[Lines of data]
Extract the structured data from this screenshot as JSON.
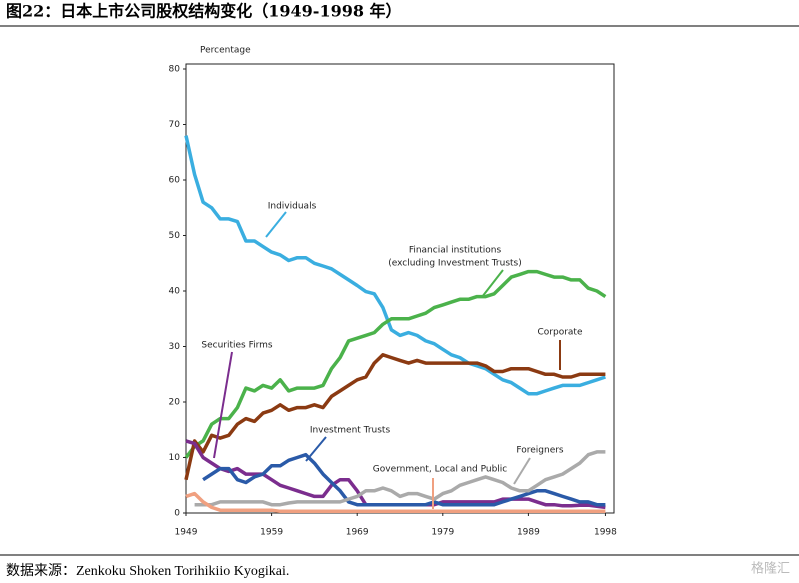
{
  "heading": "图22：日本上市公司股权结构变化（1949-1998 年）",
  "source": "数据来源：Zenkoku Shoken Torihikiio Kyogikai.",
  "watermark": "格隆汇",
  "chart_data": {
    "type": "line",
    "y_label": "Percentage",
    "x": [
      1949,
      1950,
      1951,
      1952,
      1953,
      1954,
      1955,
      1956,
      1957,
      1958,
      1959,
      1960,
      1961,
      1962,
      1963,
      1964,
      1965,
      1966,
      1967,
      1968,
      1969,
      1970,
      1971,
      1972,
      1973,
      1974,
      1975,
      1976,
      1977,
      1978,
      1979,
      1980,
      1981,
      1982,
      1983,
      1984,
      1985,
      1986,
      1987,
      1988,
      1989,
      1990,
      1991,
      1992,
      1993,
      1994,
      1995,
      1996,
      1997,
      1998
    ],
    "xlim": [
      1949,
      1999
    ],
    "xticks": [
      1949,
      1959,
      1969,
      1979,
      1989,
      1998
    ],
    "ylim": [
      0,
      80
    ],
    "yticks": [
      0,
      10,
      20,
      30,
      40,
      50,
      60,
      70,
      80
    ],
    "series": [
      {
        "name": "Individuals",
        "color": "#3aaee0",
        "values": [
          68,
          61,
          56,
          55,
          53,
          53,
          52.5,
          49,
          49,
          48,
          47,
          46.5,
          45.5,
          46,
          46,
          45,
          44.5,
          44,
          43,
          42,
          41,
          39.9,
          39.5,
          37,
          33,
          32,
          32.5,
          32,
          31,
          30.5,
          29.5,
          28.5,
          28,
          27,
          26.5,
          26,
          25,
          24,
          23.5,
          22.5,
          21.5,
          21.5,
          22,
          22.5,
          23,
          23,
          23,
          23.5,
          24,
          24.5
        ]
      },
      {
        "name": [
          "Financial institutions",
          "(excluding Investment Trusts)"
        ],
        "color": "#4bb24b",
        "values": [
          10,
          12,
          13,
          16,
          17,
          17,
          19,
          22.5,
          22,
          23,
          22.5,
          24,
          22,
          22.5,
          22.5,
          22.5,
          23,
          26,
          28,
          31,
          31.5,
          32,
          32.5,
          34,
          35,
          35,
          35,
          35.5,
          36,
          37,
          37.5,
          38,
          38.5,
          38.5,
          39,
          39,
          39.5,
          41,
          42.5,
          43,
          43.5,
          43.5,
          43,
          42.5,
          42.5,
          42,
          42,
          40.5,
          40,
          39
        ]
      },
      {
        "name": "Corporate",
        "color": "#8b3a12",
        "values": [
          6,
          13,
          11,
          14,
          13.5,
          14,
          16,
          17,
          16.5,
          18,
          18.5,
          19.5,
          18.5,
          19,
          19,
          19.5,
          19,
          21,
          22,
          23,
          24,
          24.5,
          27,
          28.5,
          28,
          27.5,
          27,
          27.5,
          27,
          27,
          27,
          27,
          27,
          27,
          27,
          26.5,
          25.5,
          25.5,
          26,
          26,
          26,
          25.5,
          25,
          25,
          24.5,
          24.5,
          25,
          25,
          25,
          25
        ]
      },
      {
        "name": "Securities Firms",
        "color": "#7b2d8e",
        "values": [
          13,
          12.5,
          10,
          9,
          8,
          7.5,
          8,
          7,
          7,
          7,
          6,
          5,
          4.5,
          4,
          3.5,
          3,
          3,
          5,
          6,
          6,
          4,
          1.5,
          1.5,
          1.5,
          1.5,
          1.5,
          1.5,
          1.5,
          1.5,
          1.5,
          2,
          2,
          2,
          2,
          2,
          2,
          2,
          2.5,
          2.5,
          2.5,
          2.5,
          2,
          1.5,
          1.5,
          1.3,
          1.3,
          1.4,
          1.4,
          1.2,
          1
        ]
      },
      {
        "name": "Investment Trusts",
        "color": "#2a5aa8",
        "values": [
          null,
          null,
          6,
          7,
          8,
          8,
          6,
          5.5,
          6.5,
          7,
          8.5,
          8.5,
          9.5,
          10,
          10.5,
          9,
          7,
          5.5,
          4,
          2,
          1.5,
          1.5,
          1.5,
          1.5,
          1.5,
          1.5,
          1.5,
          1.5,
          1.5,
          2,
          1.5,
          1.5,
          1.5,
          1.5,
          1.5,
          1.5,
          1.5,
          2,
          2.5,
          3,
          3.5,
          4,
          4,
          3.5,
          3,
          2.5,
          2,
          2,
          1.5,
          1.5
        ]
      },
      {
        "name": "Foreigners",
        "color": "#aaaaaa",
        "values": [
          null,
          1.5,
          1.5,
          1.5,
          2,
          2,
          2,
          2,
          2,
          2,
          1.5,
          1.5,
          1.8,
          2,
          2,
          2,
          2,
          2,
          2,
          2.5,
          3,
          4,
          4,
          4.5,
          4,
          3,
          3.5,
          3.5,
          3,
          2.5,
          3.5,
          4,
          5,
          5.5,
          6,
          6.5,
          6,
          5.5,
          4.5,
          4,
          4,
          5,
          6,
          6.5,
          7,
          8,
          9,
          10.5,
          11,
          11
        ]
      },
      {
        "name": "Government, Local and Public",
        "color": "#f0a080",
        "values": [
          3,
          3.5,
          2,
          1,
          0.5,
          0.5,
          0.5,
          0.5,
          0.5,
          0.5,
          0.5,
          0.3,
          0.3,
          0.3,
          0.3,
          0.3,
          0.3,
          0.3,
          0.3,
          0.3,
          0.3,
          0.3,
          0.3,
          0.3,
          0.3,
          0.3,
          0.3,
          0.3,
          0.3,
          0.3,
          0.3,
          0.3,
          0.3,
          0.3,
          0.3,
          0.3,
          0.3,
          0.3,
          0.3,
          0.3,
          0.3,
          0.3,
          0.3,
          0.3,
          0.3,
          0.3,
          0.3,
          0.3,
          0.3,
          0.3
        ]
      }
    ]
  }
}
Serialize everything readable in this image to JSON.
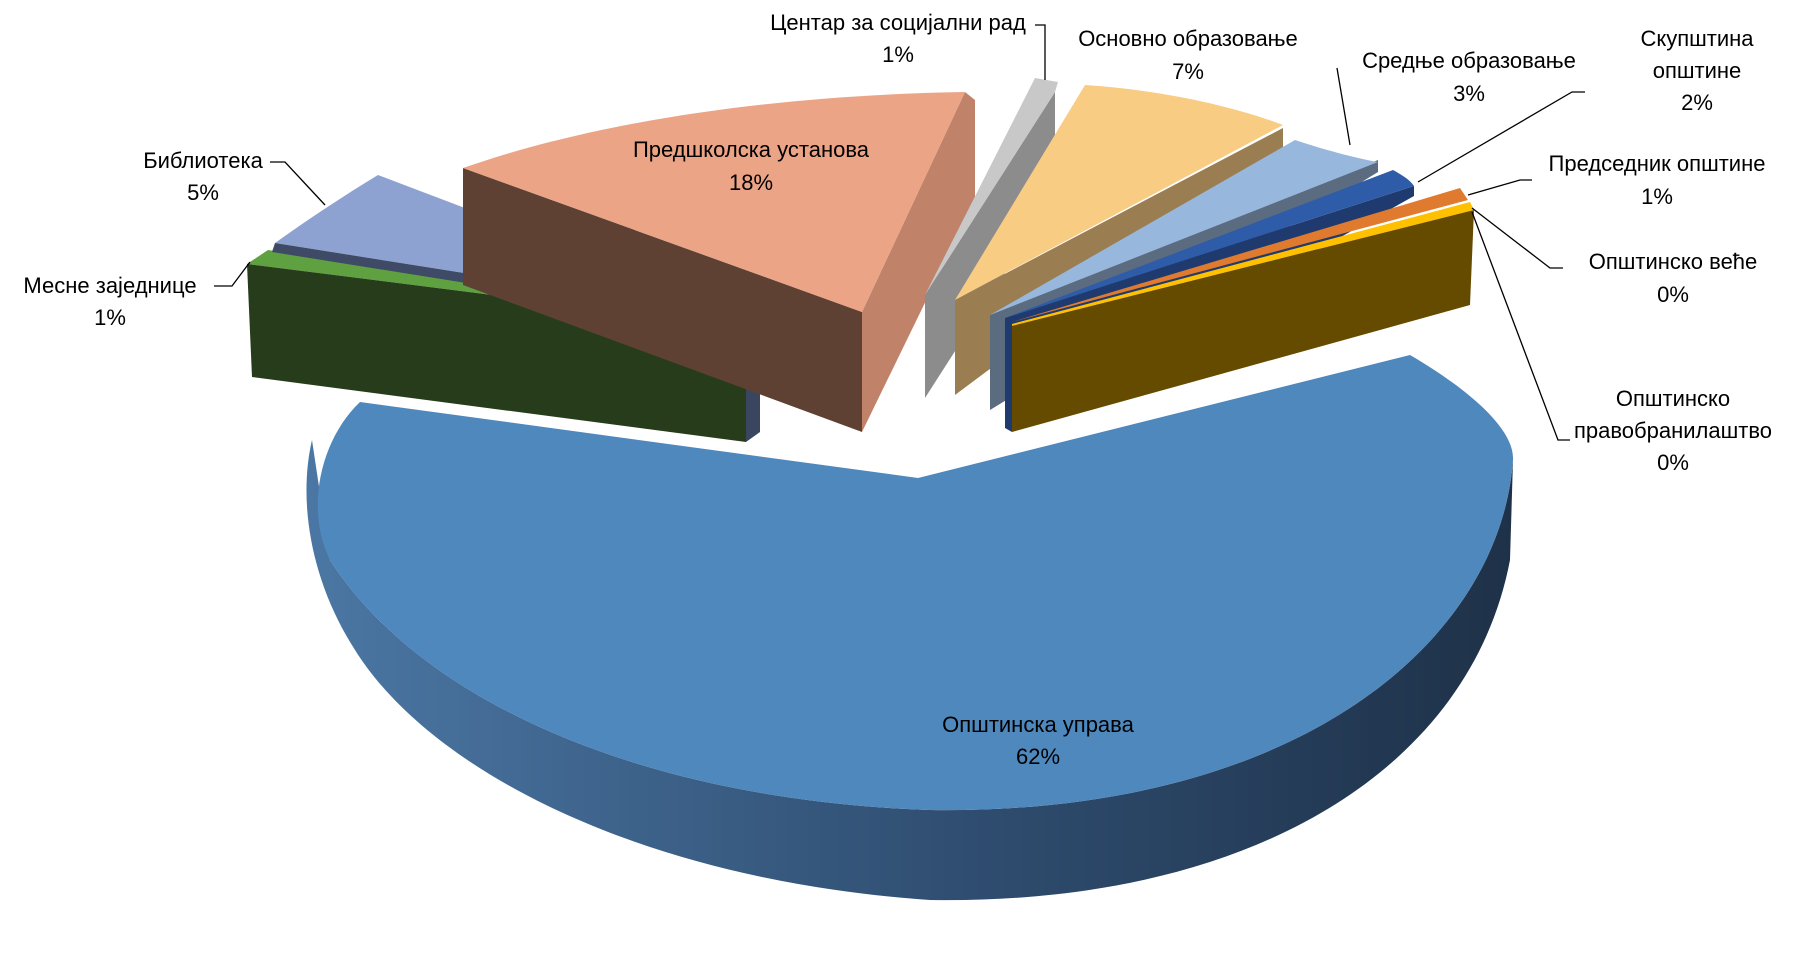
{
  "chart_data": {
    "type": "pie",
    "style": "3d-exploded",
    "title": "",
    "slices": [
      {
        "label": "Општинска управа",
        "value": 62,
        "percent_label": "62%",
        "color": "#4F81BD"
      },
      {
        "label": "Месне заједнице",
        "value": 1,
        "percent_label": "1%",
        "color": "#4E9A3A"
      },
      {
        "label": "Библиотека",
        "value": 5,
        "percent_label": "5%",
        "color": "#8EA2D2"
      },
      {
        "label": "Предшколска установа",
        "value": 18,
        "percent_label": "18%",
        "color": "#EBA486"
      },
      {
        "label": "Центар за социјални рад",
        "value": 1,
        "percent_label": "1%",
        "color": "#BFBFBF"
      },
      {
        "label": "Основно образовање",
        "value": 7,
        "percent_label": "7%",
        "color": "#F9CC84"
      },
      {
        "label": "Средње образовање",
        "value": 3,
        "percent_label": "3%",
        "color": "#97B7DD"
      },
      {
        "label": "Скупштина општине",
        "value": 2,
        "percent_label": "2%",
        "color": "#2E5CA8"
      },
      {
        "label": "Председник општине",
        "value": 1,
        "percent_label": "1%",
        "color": "#E07A2E"
      },
      {
        "label": "Општинско веће",
        "value": 0,
        "percent_label": "0%",
        "color": "#FFC000"
      },
      {
        "label": "Општинско правобранилаштво",
        "value": 0,
        "percent_label": "0%",
        "color": "#8C6A1A"
      }
    ]
  }
}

:: Instructions to follow ::
Where a line holds "JSON", copy it out.

:: Exercise response ::
Extract the structured data from this screenshot as JSON.
Serialize everything readable in this image to JSON.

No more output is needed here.